Extracted data entries
□ □ □ □ □ □ □
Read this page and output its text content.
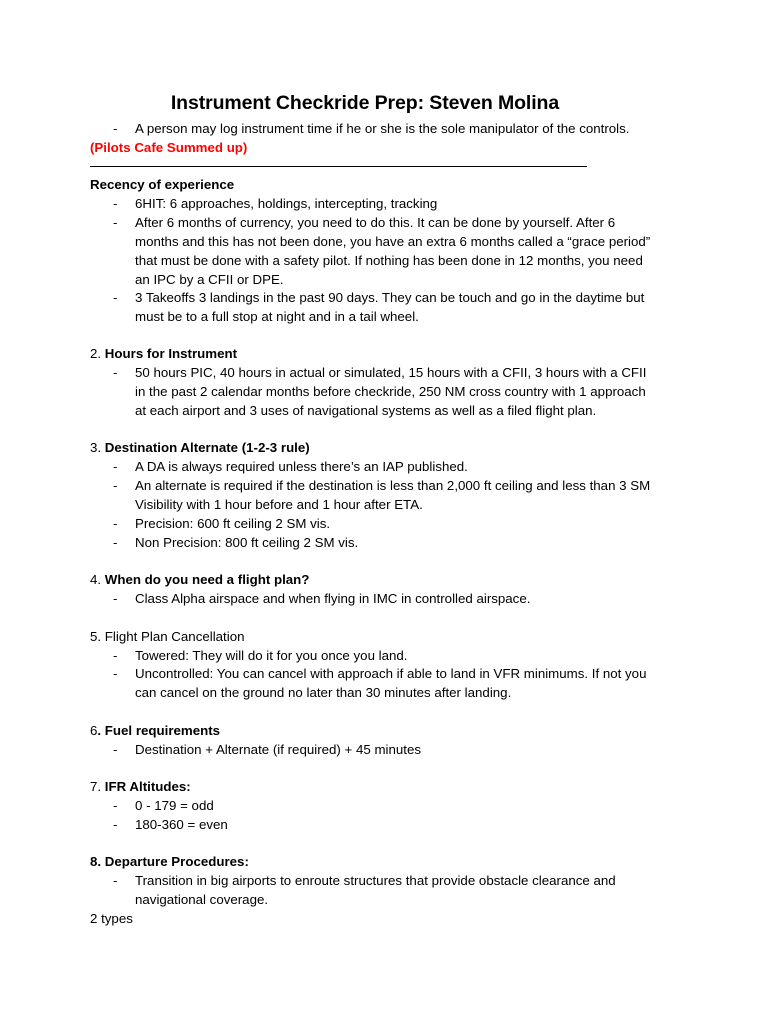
Instrument Checkride Prep: Steven Molina
- A person may log instrument time if he or she is the sole manipulator of the controls.
(Pilots Cafe Summed up)
Recency of experience
- 6HIT: 6 approaches, holdings, intercepting, tracking
- After 6 months of currency, you need to do this. It can be done by yourself. After 6
months and this has not been done, you have an extra 6 months called a “grace period”
that must be done with a safety pilot. If nothing has been done in 12 months, you need
an IPC by a CFII or DPE.
- 3 Takeoffs 3 landings in the past 90 days. They can be touch and go in the daytime but
must be to a full stop at night and in a tail wheel.
2. Hours for Instrument
- 50 hours PIC, 40 hours in actual or simulated, 15 hours with a CFII, 3 hours with a CFII
in the past 2 calendar months before checkride, 250 NM cross country with 1 approach
at each airport and 3 uses of navigational systems as well as a filed flight plan.
3. Destination Alternate (1-2-3 rule)
- A DA is always required unless there’s an IAP published.
- An alternate is required if the destination is less than 2,000 ft ceiling and less than 3 SM
Visibility with 1 hour before and 1 hour after ETA.
- Precision: 600 ft ceiling 2 SM vis.
- Non Precision: 800 ft ceiling 2 SM vis.
4. When do you need a flight plan?
- Class Alpha airspace and when flying in IMC in controlled airspace.
5. Flight Plan Cancellation
- Towered: They will do it for you once you land.
- Uncontrolled: You can cancel with approach if able to land in VFR minimums. If not you
can cancel on the ground no later than 30 minutes after landing.
6. Fuel requirements
- Destination + Alternate (if required) + 45 minutes
7. IFR Altitudes:
- 0 - 179 = odd
- 180-360 = even
8. Departure Procedures:
- Transition in big airports to enroute structures that provide obstacle clearance and
navigational coverage.
2 types
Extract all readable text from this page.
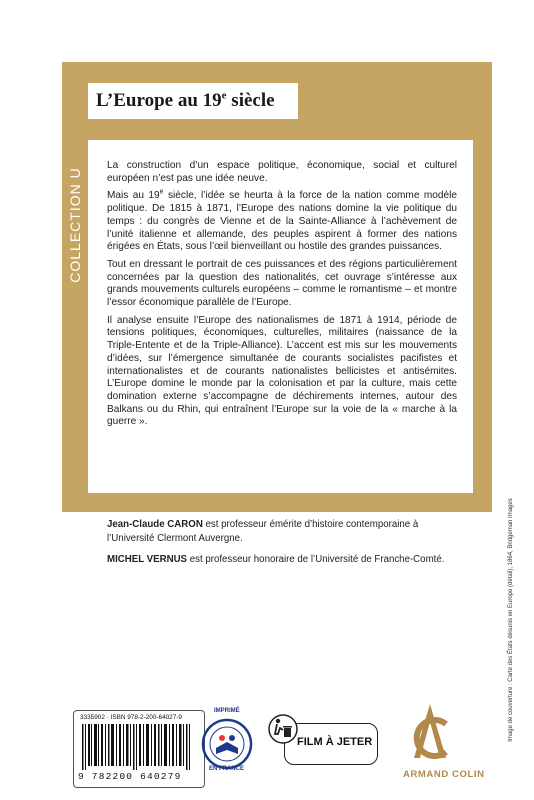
COLLECTION U
L’Europe au 19e siècle

La construction d’un espace politique, économique, social et culturel européen n’est pas une idée neuve.

Mais au 19e siècle, l’idée se heurta à la force de la nation comme modèle politique. De 1815 à 1871, l’Europe des nations domine la vie politique du temps : du congrès de Vienne et de la Sainte-Alliance à l’achèvement de l’unité italienne et allemande, des peuples aspirent à former des nations érigées en États, sous l’œil bienveillant ou hostile des grandes puissances.

Tout en dressant le portrait de ces puissances et des régions particulièrement concernées par la question des nationalités, cet ouvrage s’intéresse aux grands mouvements culturels européens – comme le romantisme – et montre l’essor économique parallèle de l’Europe.

Il analyse ensuite l’Europe des nationalismes de 1871 à 1914, période de tensions politiques, économiques, culturelles, militaires (naissance de la Triple-Entente et de la Triple-Alliance). L’accent est mis sur les mouvements d’idées, sur l’émergence simultanée de courants socialistes pacifistes et internationalistes et de courants nationalistes bellicistes et antisémites. L’Europe domine le monde par la colonisation et par la culture, mais cette domination externe s’accompagne de déchirements internes, autour des Balkans ou du Rhin, qui entraînent l’Europe sur la voie de la « marche à la guerre ».

Jean-Claude CARON est professeur émérite d’histoire contemporaine à l’Université Clermont Auvergne.

MICHEL VERNUS est professeur honoraire de l’Université de Franche-Comté.	Image de couverture : Carte des États désunis en Europe (détail), 1864, Bridgeman Images
3335902 · ISBN 978-2-200-64027-9
9 782200 640279
IMPRIMÉ
EN FRANCE
FILM À JETER
ARMAND COLIN
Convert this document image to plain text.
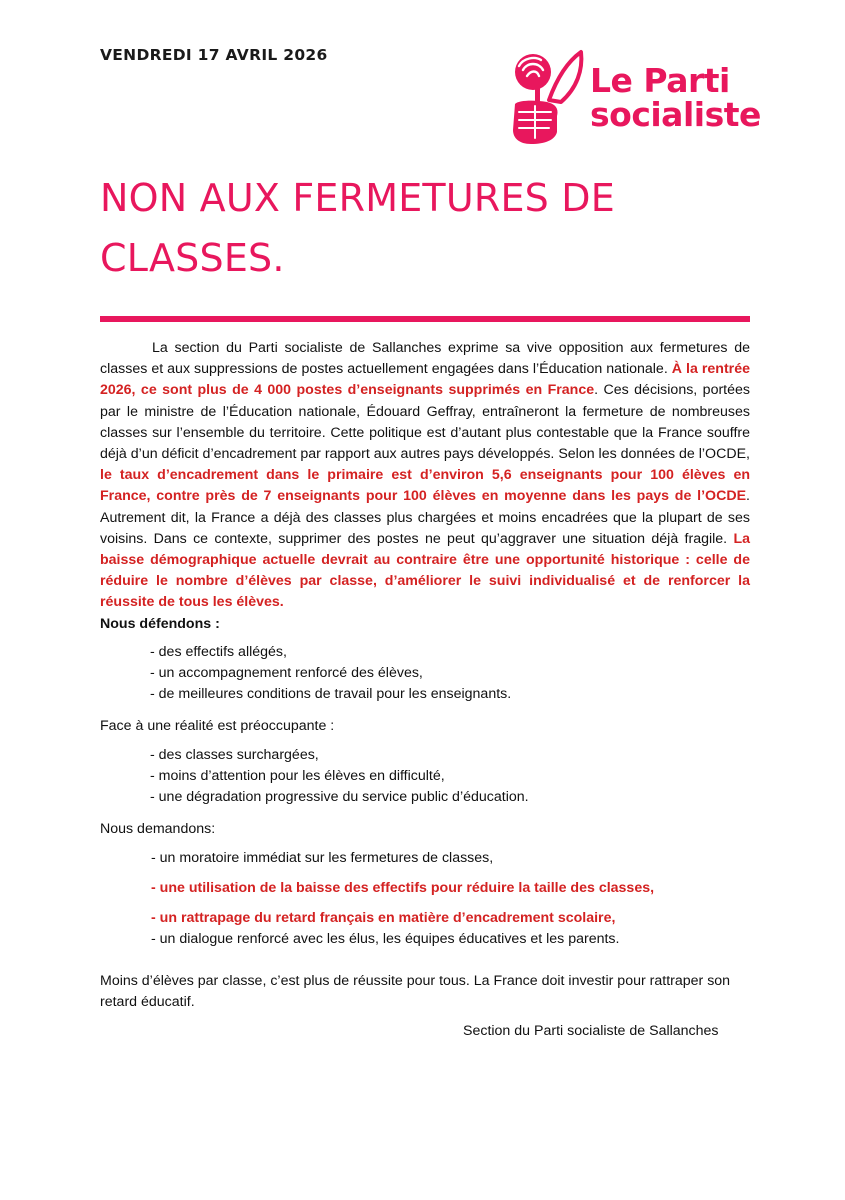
VENDREDI 17 AVRIL 2026
Le Parti
socialiste
NON AUX FERMETURES DE CLASSES.

La section du Parti socialiste de Sallanches exprime sa vive opposition aux fermetures de classes et aux suppressions de postes actuellement engagées dans l’Éducation nationale. À la rentrée 2026, ce sont plus de 4 000 postes d’enseignants supprimés en France. Ces décisions, portées par le ministre de l’Éducation nationale, Édouard Geffray, entraîneront la fermeture de nombreuses classes sur l’ensemble du territoire. Cette politique est d’autant plus contestable que la France souffre déjà d’un déficit d’encadrement par rapport aux autres pays développés. Selon les données de l’OCDE, le taux d’encadrement dans le primaire est d’environ 5,6 enseignants pour 100 élèves en France, contre près de 7 enseignants pour 100 élèves en moyenne dans les pays de l’OCDE. Autrement dit, la France a déjà des classes plus chargées et moins encadrées que la plupart de ses voisins. Dans ce contexte, supprimer des postes ne peut qu’aggraver une situation déjà fragile. La baisse démographique actuelle devrait au contraire être une opportunité historique : celle de réduire le nombre d’élèves par classe, d’améliorer le suivi individualisé et de renforcer la réussite de tous les élèves.

Nous défendons :

- des effectifs allégés,
- un accompagnement renforcé des élèves,
- de meilleures conditions de travail pour les enseignants.

Face à une réalité est préoccupante :

- des classes surchargées,
- moins d’attention pour les élèves en difficulté,
- une dégradation progressive du service public d’éducation.

Nous demandons:

- un moratoire immédiat sur les fermetures de classes,
- une utilisation de la baisse des effectifs pour réduire la taille des classes,
- un rattrapage du retard français en matière d’encadrement scolaire,
- un dialogue renforcé avec les élus, les équipes éducatives et les parents.

Moins d’élèves par classe, c’est plus de réussite pour tous. La France doit investir pour rattraper son retard éducatif.

Section du Parti socialiste de Sallanches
□ □ □ □ □ □ □
» **Task statement**
Reproduce the entries exactly. Do not carry over any picture.

» **Expected answer**
Read this page and output its text content.
Instrument Checkride Prep: Steven Molina
- A person may log instrument time if he or she is the sole manipulator of the controls.
(Pilots Cafe Summed up)
Recency of experience
- 6HIT: 6 approaches, holdings, intercepting, tracking
- After 6 months of currency, you need to do this. It can be done by yourself. After 6
months and this has not been done, you have an extra 6 months called a “grace period”
that must be done with a safety pilot. If nothing has been done in 12 months, you need
an IPC by a CFII or DPE.
- 3 Takeoffs 3 landings in the past 90 days. They can be touch and go in the daytime but
must be to a full stop at night and in a tail wheel.
2. Hours for Instrument
- 50 hours PIC, 40 hours in actual or simulated, 15 hours with a CFII, 3 hours with a CFII
in the past 2 calendar months before checkride, 250 NM cross country with 1 approach
at each airport and 3 uses of navigational systems as well as a filed flight plan.
3. Destination Alternate (1-2-3 rule)
- A DA is always required unless there’s an IAP published.
- An alternate is required if the destination is less than 2,000 ft ceiling and less than 3 SM
Visibility with 1 hour before and 1 hour after ETA.
- Precision: 600 ft ceiling 2 SM vis.
- Non Precision: 800 ft ceiling 2 SM vis.
4. When do you need a flight plan?
- Class Alpha airspace and when flying in IMC in controlled airspace.
5. Flight Plan Cancellation
- Towered: They will do it for you once you land.
- Uncontrolled: You can cancel with approach if able to land in VFR minimums. If not you
can cancel on the ground no later than 30 minutes after landing.
6. Fuel requirements
- Destination + Alternate (if required) + 45 minutes
7. IFR Altitudes:
- 0 - 179 = odd
- 180-360 = even
8. Departure Procedures:
- Transition in big airports to enroute structures that provide obstacle clearance and
navigational coverage.
2 types
Extract all readable text from this page.
COLLECTION U
L’Europe au 19e siècle

La construction d’un espace politique, économique, social et culturel européen n’est pas une idée neuve.

Mais au 19e siècle, l’idée se heurta à la force de la nation comme modèle politique. De 1815 à 1871, l’Europe des nations domine la vie politique du temps : du congrès de Vienne et de la Sainte-Alliance à l’achèvement de l’unité italienne et allemande, des peuples aspirent à former des nations érigées en États, sous l’œil bienveillant ou hostile des grandes puissances.

Tout en dressant le portrait de ces puissances et des régions particulièrement concernées par la question des nationalités, cet ouvrage s’intéresse aux grands mouvements culturels européens – comme le romantisme – et montre l’essor économique parallèle de l’Europe.

Il analyse ensuite l’Europe des nationalismes de 1871 à 1914, période de tensions politiques, économiques, culturelles, militaires (naissance de la Triple-Entente et de la Triple-Alliance). L’accent est mis sur les mouvements d’idées, sur l’émergence simultanée de courants socialistes pacifistes et internationalistes et de courants nationalistes bellicistes et antisémites. L’Europe domine le monde par la colonisation et par la culture, mais cette domination externe s’accompagne de déchirements internes, autour des Balkans ou du Rhin, qui entraînent l’Europe sur la voie de la « marche à la guerre ».

Jean-Claude CARON est professeur émérite d’histoire contemporaine à l’Université Clermont Auvergne.

MICHEL VERNUS est professeur honoraire de l’Université de Franche-Comté.	Image de couverture : Carte des États désunis en Europe (détail), 1864, Bridgeman Images
3335902 · ISBN 978-2-200-64027-9
9 782200 640279
IMPRIMÉ
EN FRANCE
FILM À JETER
ARMAND COLIN
Convert this document image to plain text.
VENDREDI 17 AVRIL 2026
Le Parti
socialiste
NON AUX FERMETURES DE CLASSES.

La section du Parti socialiste de Sallanches exprime sa vive opposition aux fermetures de classes et aux suppressions de postes actuellement engagées dans l’Éducation nationale. À la rentrée 2026, ce sont plus de 4 000 postes d’enseignants supprimés en France. Ces décisions, portées par le ministre de l’Éducation nationale, Édouard Geffray, entraîneront la fermeture de nombreuses classes sur l’ensemble du territoire. Cette politique est d’autant plus contestable que la France souffre déjà d’un déficit d’encadrement par rapport aux autres pays développés. Selon les données de l’OCDE, le taux d’encadrement dans le primaire est d’environ 5,6 enseignants pour 100 élèves en France, contre près de 7 enseignants pour 100 élèves en moyenne dans les pays de l’OCDE. Autrement dit, la France a déjà des classes plus chargées et moins encadrées que la plupart de ses voisins. Dans ce contexte, supprimer des postes ne peut qu’aggraver une situation déjà fragile. La baisse démographique actuelle devrait au contraire être une opportunité historique : celle de réduire le nombre d’élèves par classe, d’améliorer le suivi individualisé et de renforcer la réussite de tous les élèves.

Nous défendons :

- des effectifs allégés,
- un accompagnement renforcé des élèves,
- de meilleures conditions de travail pour les enseignants.

Face à une réalité est préoccupante :

- des classes surchargées,
- moins d’attention pour les élèves en difficulté,
- une dégradation progressive du service public d’éducation.

Nous demandons:

- un moratoire immédiat sur les fermetures de classes,
- une utilisation de la baisse des effectifs pour réduire la taille des classes,
- un rattrapage du retard français en matière d’encadrement scolaire,
- un dialogue renforcé avec les élus, les équipes éducatives et les parents.

Moins d’élèves par classe, c’est plus de réussite pour tous. La France doit investir pour rattraper son retard éducatif.

Section du Parti socialiste de Sallanches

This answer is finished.